Lines holding the string "Cataplana" are the ones to copy; find them all in the data.

Data records:
------
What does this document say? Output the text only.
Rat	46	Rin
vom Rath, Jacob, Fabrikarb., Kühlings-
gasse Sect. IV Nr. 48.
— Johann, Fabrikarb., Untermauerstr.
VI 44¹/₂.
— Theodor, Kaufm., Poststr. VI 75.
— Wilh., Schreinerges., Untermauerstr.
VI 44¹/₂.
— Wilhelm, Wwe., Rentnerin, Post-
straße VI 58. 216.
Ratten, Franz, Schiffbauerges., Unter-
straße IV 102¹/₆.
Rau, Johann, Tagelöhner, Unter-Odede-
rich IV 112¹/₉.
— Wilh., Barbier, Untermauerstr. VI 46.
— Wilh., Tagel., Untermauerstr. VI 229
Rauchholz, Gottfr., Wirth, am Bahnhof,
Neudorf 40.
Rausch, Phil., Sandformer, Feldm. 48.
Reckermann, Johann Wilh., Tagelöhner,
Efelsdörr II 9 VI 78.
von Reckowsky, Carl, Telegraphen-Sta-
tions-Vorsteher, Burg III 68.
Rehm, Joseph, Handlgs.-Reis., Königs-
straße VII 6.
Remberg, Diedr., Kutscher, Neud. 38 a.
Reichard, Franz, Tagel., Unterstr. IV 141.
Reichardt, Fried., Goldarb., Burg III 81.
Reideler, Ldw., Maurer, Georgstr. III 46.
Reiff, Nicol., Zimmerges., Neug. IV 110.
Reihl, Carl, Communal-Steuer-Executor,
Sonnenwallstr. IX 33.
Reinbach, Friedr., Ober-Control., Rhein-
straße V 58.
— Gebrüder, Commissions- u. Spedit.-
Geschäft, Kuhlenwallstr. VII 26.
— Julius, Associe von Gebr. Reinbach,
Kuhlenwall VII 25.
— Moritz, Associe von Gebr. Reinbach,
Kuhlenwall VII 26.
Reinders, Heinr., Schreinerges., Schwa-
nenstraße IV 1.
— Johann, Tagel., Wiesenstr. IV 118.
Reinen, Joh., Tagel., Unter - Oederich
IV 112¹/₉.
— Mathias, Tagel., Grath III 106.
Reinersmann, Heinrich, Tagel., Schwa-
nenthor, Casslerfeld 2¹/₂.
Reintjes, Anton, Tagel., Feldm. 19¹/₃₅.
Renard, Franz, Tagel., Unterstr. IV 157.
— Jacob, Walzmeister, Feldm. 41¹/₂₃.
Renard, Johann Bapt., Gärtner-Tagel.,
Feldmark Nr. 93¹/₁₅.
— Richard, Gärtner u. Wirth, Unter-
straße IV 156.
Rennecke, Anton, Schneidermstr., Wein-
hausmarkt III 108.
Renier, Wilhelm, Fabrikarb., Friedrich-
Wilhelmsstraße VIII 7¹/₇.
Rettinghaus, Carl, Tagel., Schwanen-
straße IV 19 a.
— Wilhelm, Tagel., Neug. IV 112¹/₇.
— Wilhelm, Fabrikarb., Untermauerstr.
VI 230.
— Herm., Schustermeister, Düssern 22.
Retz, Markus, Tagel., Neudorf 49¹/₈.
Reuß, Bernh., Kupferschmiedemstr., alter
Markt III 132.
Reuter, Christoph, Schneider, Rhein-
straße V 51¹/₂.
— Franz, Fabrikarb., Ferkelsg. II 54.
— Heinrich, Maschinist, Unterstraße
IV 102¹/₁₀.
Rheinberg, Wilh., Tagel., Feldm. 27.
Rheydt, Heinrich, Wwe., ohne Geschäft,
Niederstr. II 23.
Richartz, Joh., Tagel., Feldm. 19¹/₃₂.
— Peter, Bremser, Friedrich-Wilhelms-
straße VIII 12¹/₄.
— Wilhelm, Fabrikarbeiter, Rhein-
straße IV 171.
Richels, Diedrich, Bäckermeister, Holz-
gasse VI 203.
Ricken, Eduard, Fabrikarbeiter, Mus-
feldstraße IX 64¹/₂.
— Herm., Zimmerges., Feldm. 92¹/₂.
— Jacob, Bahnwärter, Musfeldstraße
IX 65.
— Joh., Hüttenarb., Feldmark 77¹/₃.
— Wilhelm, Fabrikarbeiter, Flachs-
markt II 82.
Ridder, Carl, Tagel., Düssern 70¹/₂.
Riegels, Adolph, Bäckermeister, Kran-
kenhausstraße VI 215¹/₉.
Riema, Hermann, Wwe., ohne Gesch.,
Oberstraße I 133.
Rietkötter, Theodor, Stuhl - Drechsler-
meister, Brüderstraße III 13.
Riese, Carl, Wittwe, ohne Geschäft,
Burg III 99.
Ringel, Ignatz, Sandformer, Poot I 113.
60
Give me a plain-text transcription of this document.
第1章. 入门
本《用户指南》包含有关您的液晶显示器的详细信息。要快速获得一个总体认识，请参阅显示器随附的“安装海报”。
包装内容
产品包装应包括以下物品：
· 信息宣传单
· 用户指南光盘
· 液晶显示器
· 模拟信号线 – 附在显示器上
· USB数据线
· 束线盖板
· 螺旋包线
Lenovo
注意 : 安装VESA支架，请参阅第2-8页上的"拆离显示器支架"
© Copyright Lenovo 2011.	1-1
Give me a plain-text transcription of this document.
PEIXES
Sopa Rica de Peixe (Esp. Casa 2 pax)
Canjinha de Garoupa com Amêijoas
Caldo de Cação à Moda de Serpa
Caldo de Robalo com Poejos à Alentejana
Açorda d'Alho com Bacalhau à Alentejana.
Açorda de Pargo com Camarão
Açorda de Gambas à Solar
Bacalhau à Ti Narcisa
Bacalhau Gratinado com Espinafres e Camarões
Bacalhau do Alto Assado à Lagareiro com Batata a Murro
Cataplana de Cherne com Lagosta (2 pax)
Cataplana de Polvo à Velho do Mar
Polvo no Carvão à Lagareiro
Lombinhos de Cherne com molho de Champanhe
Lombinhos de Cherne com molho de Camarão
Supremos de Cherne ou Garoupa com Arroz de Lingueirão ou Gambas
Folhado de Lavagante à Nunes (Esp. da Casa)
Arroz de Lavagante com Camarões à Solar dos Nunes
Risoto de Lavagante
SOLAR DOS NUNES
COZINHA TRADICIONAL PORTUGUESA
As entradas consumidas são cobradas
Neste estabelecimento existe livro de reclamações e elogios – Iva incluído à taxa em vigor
------
▶ [Final result]
Cataplana de Cherne com Lagosta (2 pax)
Cataplana de Polvo à Velho do Mar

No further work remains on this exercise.